> **Task details**
Where a line holds the word "door", copy that line.
# Material shown start
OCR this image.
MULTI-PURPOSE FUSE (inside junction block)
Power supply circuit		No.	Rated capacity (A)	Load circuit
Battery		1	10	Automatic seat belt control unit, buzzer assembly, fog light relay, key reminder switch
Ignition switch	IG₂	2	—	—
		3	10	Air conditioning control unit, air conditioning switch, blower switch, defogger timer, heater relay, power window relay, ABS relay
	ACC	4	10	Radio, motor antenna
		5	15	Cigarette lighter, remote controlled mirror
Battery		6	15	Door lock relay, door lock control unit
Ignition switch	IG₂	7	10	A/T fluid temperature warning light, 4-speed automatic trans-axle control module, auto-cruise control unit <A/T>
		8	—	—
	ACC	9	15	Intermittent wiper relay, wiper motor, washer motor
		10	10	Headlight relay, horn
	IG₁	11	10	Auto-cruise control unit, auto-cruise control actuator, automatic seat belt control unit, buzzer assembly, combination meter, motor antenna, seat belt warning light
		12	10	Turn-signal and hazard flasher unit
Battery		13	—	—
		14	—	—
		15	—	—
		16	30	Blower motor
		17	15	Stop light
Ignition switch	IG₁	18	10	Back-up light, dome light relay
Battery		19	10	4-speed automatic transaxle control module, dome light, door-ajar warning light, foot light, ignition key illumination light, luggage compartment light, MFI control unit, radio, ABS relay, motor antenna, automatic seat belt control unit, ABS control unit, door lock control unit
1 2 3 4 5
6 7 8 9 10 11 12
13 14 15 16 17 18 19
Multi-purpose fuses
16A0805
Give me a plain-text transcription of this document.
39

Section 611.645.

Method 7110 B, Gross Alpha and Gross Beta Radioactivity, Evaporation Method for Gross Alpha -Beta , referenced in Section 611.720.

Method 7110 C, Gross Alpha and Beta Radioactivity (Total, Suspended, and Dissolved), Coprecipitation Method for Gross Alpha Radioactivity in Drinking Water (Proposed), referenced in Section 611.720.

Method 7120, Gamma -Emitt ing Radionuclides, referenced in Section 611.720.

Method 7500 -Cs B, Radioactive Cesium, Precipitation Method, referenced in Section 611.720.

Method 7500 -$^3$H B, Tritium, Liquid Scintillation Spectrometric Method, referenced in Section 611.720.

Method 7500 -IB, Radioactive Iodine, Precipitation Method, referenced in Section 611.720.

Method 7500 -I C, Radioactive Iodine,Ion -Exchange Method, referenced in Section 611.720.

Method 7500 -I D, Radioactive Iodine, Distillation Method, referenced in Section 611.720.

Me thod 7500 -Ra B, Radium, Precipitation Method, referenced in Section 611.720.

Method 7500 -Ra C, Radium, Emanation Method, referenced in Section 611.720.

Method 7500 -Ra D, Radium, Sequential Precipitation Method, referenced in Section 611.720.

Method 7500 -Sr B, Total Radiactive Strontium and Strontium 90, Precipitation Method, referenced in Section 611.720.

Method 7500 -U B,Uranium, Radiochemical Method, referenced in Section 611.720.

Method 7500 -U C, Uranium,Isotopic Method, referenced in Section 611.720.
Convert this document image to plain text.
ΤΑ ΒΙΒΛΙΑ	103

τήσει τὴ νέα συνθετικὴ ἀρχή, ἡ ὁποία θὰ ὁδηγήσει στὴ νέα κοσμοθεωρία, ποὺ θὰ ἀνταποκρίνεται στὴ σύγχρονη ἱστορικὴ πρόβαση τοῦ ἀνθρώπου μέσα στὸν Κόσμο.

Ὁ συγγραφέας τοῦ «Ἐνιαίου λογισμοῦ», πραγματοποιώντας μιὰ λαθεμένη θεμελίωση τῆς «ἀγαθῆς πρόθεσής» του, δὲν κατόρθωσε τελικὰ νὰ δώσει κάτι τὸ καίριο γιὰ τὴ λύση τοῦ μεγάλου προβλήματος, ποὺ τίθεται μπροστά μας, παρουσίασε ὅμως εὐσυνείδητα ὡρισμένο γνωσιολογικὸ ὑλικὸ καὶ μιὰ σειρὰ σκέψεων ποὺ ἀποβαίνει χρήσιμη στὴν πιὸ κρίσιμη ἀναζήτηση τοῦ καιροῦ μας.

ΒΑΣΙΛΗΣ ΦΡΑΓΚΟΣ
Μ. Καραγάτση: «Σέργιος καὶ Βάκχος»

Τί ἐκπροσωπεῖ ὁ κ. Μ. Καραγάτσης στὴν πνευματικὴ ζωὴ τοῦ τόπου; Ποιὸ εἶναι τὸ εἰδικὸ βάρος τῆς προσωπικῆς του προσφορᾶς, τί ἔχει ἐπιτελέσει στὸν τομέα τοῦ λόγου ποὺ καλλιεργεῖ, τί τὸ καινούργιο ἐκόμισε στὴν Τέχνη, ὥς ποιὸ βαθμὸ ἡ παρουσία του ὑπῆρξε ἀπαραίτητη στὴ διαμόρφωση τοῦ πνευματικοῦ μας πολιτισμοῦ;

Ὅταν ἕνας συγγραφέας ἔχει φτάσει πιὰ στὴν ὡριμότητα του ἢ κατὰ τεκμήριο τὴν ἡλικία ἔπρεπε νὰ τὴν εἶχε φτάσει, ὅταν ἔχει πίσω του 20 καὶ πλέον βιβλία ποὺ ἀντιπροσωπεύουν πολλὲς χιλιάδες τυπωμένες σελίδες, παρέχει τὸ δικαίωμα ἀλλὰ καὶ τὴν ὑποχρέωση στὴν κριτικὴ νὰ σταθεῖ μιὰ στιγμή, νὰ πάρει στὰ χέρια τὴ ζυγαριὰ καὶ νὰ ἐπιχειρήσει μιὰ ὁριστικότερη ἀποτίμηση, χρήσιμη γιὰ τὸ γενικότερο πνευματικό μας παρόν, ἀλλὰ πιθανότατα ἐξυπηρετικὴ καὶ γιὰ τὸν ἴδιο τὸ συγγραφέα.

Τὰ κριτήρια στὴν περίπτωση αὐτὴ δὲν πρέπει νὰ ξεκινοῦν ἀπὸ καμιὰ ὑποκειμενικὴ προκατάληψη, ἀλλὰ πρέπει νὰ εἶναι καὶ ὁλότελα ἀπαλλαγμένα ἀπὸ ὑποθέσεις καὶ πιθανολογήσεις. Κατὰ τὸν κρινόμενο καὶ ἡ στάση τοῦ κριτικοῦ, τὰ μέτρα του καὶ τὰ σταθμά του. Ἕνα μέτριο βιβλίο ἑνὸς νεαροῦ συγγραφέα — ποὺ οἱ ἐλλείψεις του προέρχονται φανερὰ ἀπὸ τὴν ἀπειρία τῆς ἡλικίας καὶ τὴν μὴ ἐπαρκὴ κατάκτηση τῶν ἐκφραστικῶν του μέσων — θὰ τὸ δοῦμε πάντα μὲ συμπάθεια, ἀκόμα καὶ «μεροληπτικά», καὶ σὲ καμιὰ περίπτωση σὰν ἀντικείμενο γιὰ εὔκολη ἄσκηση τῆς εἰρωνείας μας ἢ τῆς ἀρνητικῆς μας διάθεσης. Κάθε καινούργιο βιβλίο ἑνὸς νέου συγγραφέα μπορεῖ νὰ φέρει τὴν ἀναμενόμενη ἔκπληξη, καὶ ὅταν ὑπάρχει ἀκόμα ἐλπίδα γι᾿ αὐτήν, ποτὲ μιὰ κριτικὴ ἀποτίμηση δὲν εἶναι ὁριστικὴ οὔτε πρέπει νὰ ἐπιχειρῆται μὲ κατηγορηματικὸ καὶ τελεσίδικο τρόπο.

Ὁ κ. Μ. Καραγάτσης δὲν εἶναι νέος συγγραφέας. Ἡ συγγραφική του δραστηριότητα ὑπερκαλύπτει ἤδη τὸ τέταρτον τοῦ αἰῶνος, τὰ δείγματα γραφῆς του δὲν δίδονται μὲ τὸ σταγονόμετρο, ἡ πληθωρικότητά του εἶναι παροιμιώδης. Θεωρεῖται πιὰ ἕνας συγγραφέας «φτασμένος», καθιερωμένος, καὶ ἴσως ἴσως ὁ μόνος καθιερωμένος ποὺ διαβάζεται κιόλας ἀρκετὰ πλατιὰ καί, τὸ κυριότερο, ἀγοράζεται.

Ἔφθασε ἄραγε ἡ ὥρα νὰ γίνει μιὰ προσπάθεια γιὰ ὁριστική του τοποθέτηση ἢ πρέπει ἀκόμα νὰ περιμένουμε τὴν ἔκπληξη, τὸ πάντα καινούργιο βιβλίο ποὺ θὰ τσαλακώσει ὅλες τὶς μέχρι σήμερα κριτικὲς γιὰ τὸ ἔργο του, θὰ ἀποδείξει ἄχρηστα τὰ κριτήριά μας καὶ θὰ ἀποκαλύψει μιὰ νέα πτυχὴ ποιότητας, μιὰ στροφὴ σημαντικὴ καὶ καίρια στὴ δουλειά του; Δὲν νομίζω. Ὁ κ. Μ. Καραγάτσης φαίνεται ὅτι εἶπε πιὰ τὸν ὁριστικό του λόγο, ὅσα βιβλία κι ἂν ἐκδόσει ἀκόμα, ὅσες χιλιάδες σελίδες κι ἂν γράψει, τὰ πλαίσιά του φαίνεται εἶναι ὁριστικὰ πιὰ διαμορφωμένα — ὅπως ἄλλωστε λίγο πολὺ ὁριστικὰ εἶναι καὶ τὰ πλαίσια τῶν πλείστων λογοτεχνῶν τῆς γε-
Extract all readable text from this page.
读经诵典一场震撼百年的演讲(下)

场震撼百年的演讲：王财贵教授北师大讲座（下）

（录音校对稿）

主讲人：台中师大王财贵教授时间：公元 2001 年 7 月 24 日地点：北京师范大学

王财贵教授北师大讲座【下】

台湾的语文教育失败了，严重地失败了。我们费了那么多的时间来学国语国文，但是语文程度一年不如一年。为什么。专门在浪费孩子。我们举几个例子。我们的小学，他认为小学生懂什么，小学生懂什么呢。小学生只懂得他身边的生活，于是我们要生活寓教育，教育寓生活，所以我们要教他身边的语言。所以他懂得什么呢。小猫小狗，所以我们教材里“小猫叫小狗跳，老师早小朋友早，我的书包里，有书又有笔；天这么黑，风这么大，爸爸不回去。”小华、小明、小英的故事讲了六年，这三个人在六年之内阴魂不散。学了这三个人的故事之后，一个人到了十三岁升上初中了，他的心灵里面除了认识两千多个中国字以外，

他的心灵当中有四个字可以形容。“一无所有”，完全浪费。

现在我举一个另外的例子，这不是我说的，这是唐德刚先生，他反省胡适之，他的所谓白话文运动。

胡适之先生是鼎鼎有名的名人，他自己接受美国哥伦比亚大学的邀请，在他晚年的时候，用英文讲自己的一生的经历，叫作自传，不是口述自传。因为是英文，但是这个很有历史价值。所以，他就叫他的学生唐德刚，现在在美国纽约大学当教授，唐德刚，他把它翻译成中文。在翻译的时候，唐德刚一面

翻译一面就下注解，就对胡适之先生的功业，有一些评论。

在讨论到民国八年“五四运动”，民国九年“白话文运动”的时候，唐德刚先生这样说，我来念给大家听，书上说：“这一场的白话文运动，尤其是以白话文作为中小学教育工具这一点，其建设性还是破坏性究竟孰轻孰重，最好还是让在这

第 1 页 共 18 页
# Material shown end
> **The result**
Battery		6	15	Door lock relay, door lock control unit
Battery		19	10	4-speed automatic transaxle control module, dome light, door-ajar warning light, foot light, ignition key illumination light, luggage compartment light, MFI control unit, radio, ABS relay, motor antenna, automatic seat belt control unit, ABS control unit, door lock control unit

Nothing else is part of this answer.